- Entries supplied
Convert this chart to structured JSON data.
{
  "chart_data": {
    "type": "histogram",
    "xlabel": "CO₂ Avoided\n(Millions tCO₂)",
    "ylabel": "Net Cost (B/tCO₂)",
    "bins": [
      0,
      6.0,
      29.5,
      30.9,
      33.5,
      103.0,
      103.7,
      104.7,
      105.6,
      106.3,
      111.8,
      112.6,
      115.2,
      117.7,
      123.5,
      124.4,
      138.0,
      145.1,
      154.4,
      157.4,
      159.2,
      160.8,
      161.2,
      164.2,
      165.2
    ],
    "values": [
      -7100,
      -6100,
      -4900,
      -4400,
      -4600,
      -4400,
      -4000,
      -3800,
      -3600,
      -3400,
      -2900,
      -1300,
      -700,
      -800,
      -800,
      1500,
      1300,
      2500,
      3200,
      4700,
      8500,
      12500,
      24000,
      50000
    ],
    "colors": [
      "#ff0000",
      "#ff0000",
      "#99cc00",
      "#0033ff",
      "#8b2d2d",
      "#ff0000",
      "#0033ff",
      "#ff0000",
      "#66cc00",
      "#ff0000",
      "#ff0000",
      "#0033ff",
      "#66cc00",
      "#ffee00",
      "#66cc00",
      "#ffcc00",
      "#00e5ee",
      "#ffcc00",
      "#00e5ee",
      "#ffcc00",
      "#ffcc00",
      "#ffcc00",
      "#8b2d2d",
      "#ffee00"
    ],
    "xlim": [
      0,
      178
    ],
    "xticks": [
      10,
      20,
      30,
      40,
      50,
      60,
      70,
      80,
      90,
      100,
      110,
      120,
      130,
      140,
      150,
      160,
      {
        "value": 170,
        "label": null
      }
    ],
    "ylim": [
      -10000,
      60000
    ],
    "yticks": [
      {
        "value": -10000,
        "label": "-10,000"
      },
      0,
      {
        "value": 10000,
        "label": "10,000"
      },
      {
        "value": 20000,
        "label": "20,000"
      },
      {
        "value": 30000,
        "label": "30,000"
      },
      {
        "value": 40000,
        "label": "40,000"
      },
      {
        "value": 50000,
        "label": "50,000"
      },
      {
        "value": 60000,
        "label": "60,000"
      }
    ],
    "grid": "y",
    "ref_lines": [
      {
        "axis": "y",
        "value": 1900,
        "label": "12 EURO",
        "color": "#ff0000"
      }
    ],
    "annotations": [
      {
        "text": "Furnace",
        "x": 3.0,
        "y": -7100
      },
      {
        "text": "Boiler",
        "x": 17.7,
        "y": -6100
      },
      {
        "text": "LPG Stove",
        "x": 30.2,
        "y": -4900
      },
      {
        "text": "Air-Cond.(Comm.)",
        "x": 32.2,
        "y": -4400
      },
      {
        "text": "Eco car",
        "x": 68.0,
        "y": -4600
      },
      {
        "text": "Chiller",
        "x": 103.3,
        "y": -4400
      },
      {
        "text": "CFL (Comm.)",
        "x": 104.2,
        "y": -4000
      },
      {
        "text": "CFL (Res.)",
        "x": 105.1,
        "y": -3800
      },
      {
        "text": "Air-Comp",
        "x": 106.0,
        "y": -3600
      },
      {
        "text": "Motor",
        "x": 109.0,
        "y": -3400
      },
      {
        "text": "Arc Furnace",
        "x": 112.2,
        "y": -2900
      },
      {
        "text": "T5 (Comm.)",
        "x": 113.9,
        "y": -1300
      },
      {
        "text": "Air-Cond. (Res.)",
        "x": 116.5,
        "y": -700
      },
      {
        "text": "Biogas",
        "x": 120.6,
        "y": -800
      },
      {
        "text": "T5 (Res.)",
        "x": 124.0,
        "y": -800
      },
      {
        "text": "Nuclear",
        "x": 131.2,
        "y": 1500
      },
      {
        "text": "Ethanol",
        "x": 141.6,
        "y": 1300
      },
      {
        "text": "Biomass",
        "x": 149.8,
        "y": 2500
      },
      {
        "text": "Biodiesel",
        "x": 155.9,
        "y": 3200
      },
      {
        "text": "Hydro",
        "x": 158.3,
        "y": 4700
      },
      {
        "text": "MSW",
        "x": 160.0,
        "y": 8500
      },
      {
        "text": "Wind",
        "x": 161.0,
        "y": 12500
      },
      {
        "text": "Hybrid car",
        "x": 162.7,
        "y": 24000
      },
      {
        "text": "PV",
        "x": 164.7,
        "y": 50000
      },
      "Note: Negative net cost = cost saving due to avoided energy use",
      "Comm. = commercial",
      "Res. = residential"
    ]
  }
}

- Direction
Please repeat all the records above exactly as they appear.

- Reply to the exercise
Convert this chart to structured JSON data.
{
  "chart_data": {
    "type": "histogram",
    "xlabel": "CO₂ Avoided\n(Millions tCO₂)",
    "ylabel": "Net Cost (B/tCO₂)",
    "bins": [
      0,
      6.0,
      29.5,
      30.9,
      33.5,
      103.0,
      103.7,
      104.7,
      105.6,
      106.3,
      111.8,
      112.6,
      115.2,
      117.7,
      123.5,
      124.4,
      138.0,
      145.1,
      154.4,
      157.4,
      159.2,
      160.8,
      161.2,
      164.2,
      165.2
    ],
    "values": [
      -7100,
      -6100,
      -4900,
      -4400,
      -4600,
      -4400,
      -4000,
      -3800,
      -3600,
      -3400,
      -2900,
      -1300,
      -700,
      -800,
      -800,
      1500,
      1300,
      2500,
      3200,
      4700,
      8500,
      12500,
      24000,
      50000
    ],
    "colors": [
      "#ff0000",
      "#ff0000",
      "#99cc00",
      "#0033ff",
      "#8b2d2d",
      "#ff0000",
      "#0033ff",
      "#ff0000",
      "#66cc00",
      "#ff0000",
      "#ff0000",
      "#0033ff",
      "#66cc00",
      "#ffee00",
      "#66cc00",
      "#ffcc00",
      "#00e5ee",
      "#ffcc00",
      "#00e5ee",
      "#ffcc00",
      "#ffcc00",
      "#ffcc00",
      "#8b2d2d",
      "#ffee00"
    ],
    "xlim": [
      0,
      178
    ],
    "xticks": [
      10,
      20,
      30,
      40,
      50,
      60,
      70,
      80,
      90,
      100,
      110,
      120,
      130,
      140,
      150,
      160,
      {
        "value": 170,
        "label": null
      }
    ],
    "ylim": [
      -10000,
      60000
    ],
    "yticks": [
      {
        "value": -10000,
        "label": "-10,000"
      },
      0,
      {
        "value": 10000,
        "label": "10,000"
      },
      {
        "value": 20000,
        "label": "20,000"
      },
      {
        "value": 30000,
        "label": "30,000"
      },
      {
        "value": 40000,
        "label": "40,000"
      },
      {
        "value": 50000,
        "label": "50,000"
      },
      {
        "value": 60000,
        "label": "60,000"
      }
    ],
    "grid": "y",
    "ref_lines": [
      {
        "axis": "y",
        "value": 1900,
        "label": "12 EURO",
        "color": "#ff0000"
      }
    ],
    "annotations": [
      {
        "text": "Furnace",
        "x": 3.0,
        "y": -7100
      },
      {
        "text": "Boiler",
        "x": 17.7,
        "y": -6100
      },
      {
        "text": "LPG Stove",
        "x": 30.2,
        "y": -4900
      },
      {
        "text": "Air-Cond.(Comm.)",
        "x": 32.2,
        "y": -4400
      },
      {
        "text": "Eco car",
        "x": 68.0,
        "y": -4600
      },
      {
        "text": "Chiller",
        "x": 103.3,
        "y": -4400
      },
      {
        "text": "CFL (Comm.)",
        "x": 104.2,
        "y": -4000
      },
      {
        "text": "CFL (Res.)",
        "x": 105.1,
        "y": -3800
      },
      {
        "text": "Air-Comp",
        "x": 106.0,
        "y": -3600
      },
      {
        "text": "Motor",
        "x": 109.0,
        "y": -3400
      },
      {
        "text": "Arc Furnace",
        "x": 112.2,
        "y": -2900
      },
      {
        "text": "T5 (Comm.)",
        "x": 113.9,
        "y": -1300
      },
      {
        "text": "Air-Cond. (Res.)",
        "x": 116.5,
        "y": -700
      },
      {
        "text": "Biogas",
        "x": 120.6,
        "y": -800
      },
      {
        "text": "T5 (Res.)",
        "x": 124.0,
        "y": -800
      },
      {
        "text": "Nuclear",
        "x": 131.2,
        "y": 1500
      },
      {
        "text": "Ethanol",
        "x": 141.6,
        "y": 1300
      },
      {
        "text": "Biomass",
        "x": 149.8,
        "y": 2500
      },
      {
        "text": "Biodiesel",
        "x": 155.9,
        "y": 3200
      },
      {
        "text": "Hydro",
        "x": 158.3,
        "y": 4700
      },
      {
        "text": "MSW",
        "x": 160.0,
        "y": 8500
      },
      {
        "text": "Wind",
        "x": 161.0,
        "y": 12500
      },
      {
        "text": "Hybrid car",
        "x": 162.7,
        "y": 24000
      },
      {
        "text": "PV",
        "x": 164.7,
        "y": 50000
      },
      "Note: Negative net cost = cost saving due to avoided energy use",
      "Comm. = commercial",
      "Res. = residential"
    ]
  }
}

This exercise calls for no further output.